#### PROBLEM DESCRIPTION
From the listing below, return each line that includes "JSON".

#### DATASET RECORDS
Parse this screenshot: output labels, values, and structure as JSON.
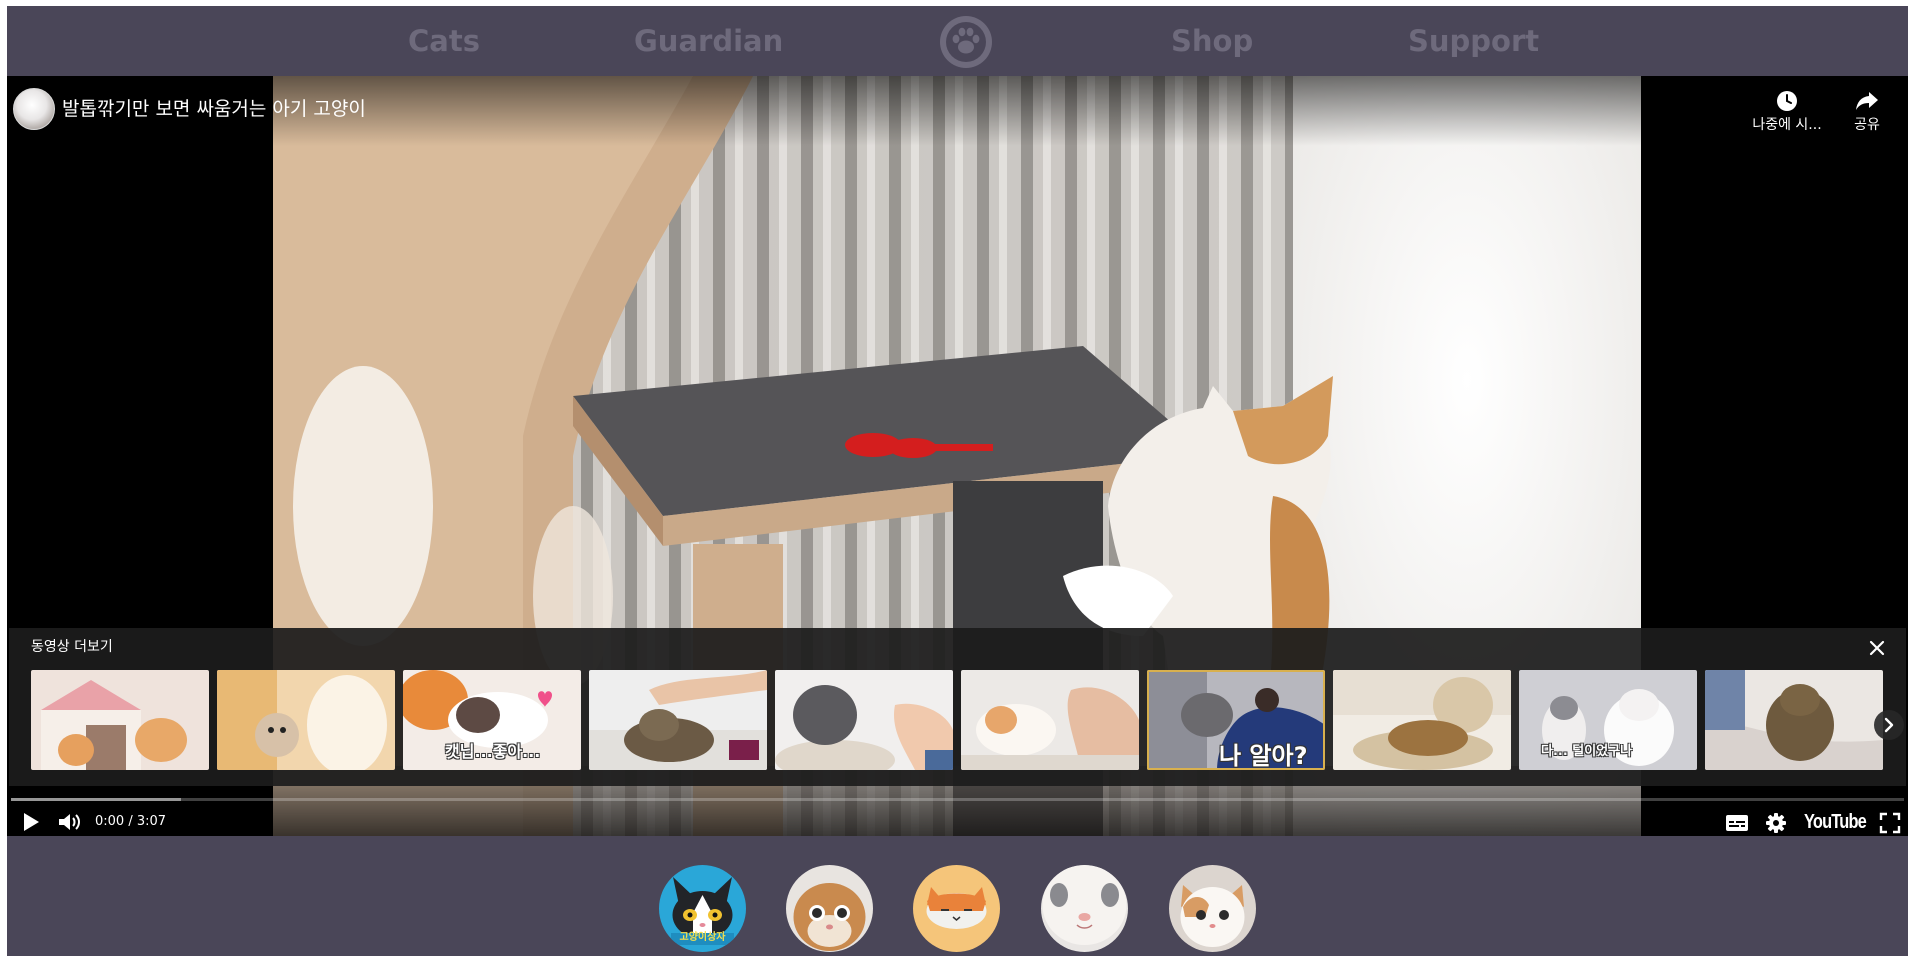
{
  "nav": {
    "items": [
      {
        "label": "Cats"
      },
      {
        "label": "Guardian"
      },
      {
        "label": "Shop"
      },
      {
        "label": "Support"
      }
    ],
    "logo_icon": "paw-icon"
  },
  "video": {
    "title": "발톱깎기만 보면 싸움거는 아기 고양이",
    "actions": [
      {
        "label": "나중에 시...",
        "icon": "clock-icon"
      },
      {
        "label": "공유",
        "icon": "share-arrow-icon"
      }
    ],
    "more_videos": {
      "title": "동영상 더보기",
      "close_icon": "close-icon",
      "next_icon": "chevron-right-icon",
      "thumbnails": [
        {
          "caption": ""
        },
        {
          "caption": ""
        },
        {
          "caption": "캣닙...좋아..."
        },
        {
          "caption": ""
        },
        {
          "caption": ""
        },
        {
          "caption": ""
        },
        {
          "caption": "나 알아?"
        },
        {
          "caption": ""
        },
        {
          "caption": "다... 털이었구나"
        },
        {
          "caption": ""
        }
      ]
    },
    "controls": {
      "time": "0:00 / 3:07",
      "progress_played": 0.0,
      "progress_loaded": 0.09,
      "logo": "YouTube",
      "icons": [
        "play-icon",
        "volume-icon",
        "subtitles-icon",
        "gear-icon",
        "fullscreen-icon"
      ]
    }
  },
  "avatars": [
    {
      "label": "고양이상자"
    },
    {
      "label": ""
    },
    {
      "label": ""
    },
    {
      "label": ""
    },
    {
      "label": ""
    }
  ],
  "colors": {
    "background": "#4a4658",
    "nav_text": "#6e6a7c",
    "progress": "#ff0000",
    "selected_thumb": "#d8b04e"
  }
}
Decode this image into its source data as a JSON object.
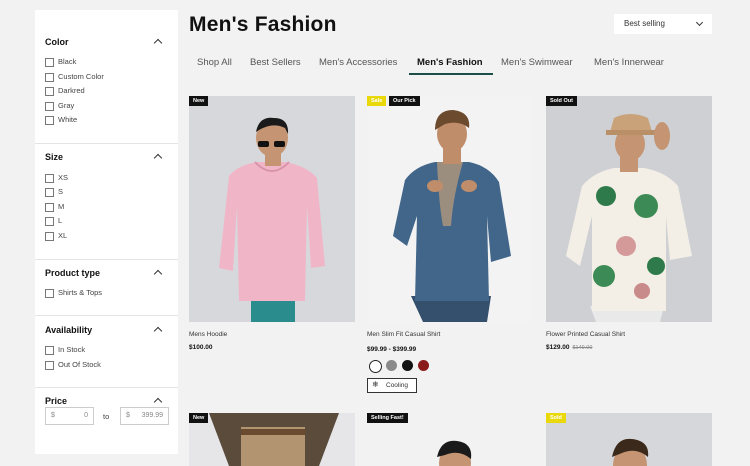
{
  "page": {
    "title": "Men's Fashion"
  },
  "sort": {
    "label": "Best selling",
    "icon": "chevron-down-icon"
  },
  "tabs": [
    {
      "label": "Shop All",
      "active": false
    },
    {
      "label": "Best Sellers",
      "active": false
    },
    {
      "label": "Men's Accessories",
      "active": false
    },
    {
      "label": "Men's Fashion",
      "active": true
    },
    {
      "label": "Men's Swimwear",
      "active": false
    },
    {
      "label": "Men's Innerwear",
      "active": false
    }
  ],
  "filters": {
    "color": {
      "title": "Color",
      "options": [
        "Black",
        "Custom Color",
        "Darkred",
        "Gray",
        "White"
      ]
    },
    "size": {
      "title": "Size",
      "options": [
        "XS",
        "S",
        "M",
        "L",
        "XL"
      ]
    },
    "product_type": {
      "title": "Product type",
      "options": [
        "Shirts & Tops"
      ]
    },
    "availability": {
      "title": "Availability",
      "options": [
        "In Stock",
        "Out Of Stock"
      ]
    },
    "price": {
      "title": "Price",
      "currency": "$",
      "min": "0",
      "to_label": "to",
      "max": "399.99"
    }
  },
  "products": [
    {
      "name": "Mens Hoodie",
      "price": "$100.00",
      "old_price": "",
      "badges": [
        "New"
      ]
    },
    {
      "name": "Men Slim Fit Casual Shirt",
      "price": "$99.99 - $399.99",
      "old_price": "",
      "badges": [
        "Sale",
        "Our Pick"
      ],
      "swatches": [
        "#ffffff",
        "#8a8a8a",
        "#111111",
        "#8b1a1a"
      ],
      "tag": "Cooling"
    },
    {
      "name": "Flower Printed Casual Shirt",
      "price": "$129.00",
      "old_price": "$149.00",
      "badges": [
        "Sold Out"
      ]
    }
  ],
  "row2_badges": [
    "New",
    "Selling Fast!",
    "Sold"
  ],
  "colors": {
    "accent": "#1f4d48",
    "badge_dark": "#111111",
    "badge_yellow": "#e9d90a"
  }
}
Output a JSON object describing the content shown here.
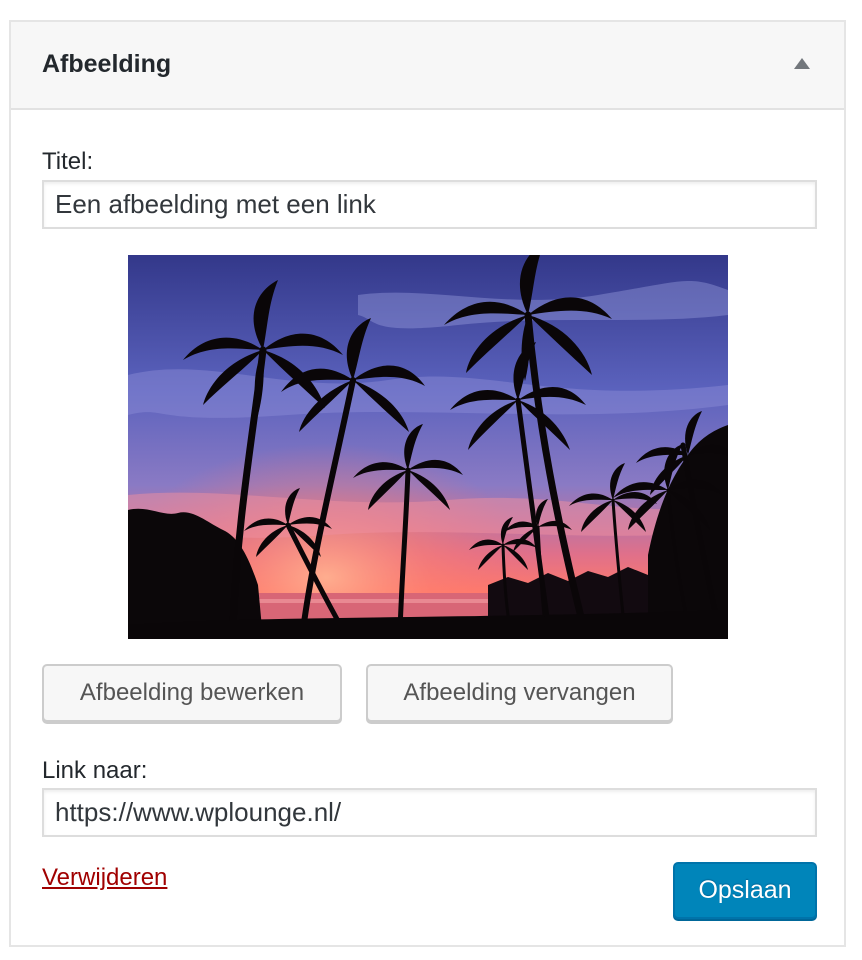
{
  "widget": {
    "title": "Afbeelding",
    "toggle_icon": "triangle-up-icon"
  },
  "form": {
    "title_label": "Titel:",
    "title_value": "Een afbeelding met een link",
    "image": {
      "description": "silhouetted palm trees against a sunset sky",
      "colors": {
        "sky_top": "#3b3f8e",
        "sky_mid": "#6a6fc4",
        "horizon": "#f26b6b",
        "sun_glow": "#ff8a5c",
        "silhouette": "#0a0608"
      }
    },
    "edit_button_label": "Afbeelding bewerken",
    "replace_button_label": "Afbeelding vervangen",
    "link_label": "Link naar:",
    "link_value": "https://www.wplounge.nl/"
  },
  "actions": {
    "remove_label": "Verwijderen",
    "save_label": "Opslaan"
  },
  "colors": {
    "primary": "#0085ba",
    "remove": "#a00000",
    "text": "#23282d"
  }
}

#### FULL ANSWER
Parse this screenshot: output labels, values, and structure as JSON.
Decode this image into its source data as a JSON object.
Output a JSON object describing the content shown here.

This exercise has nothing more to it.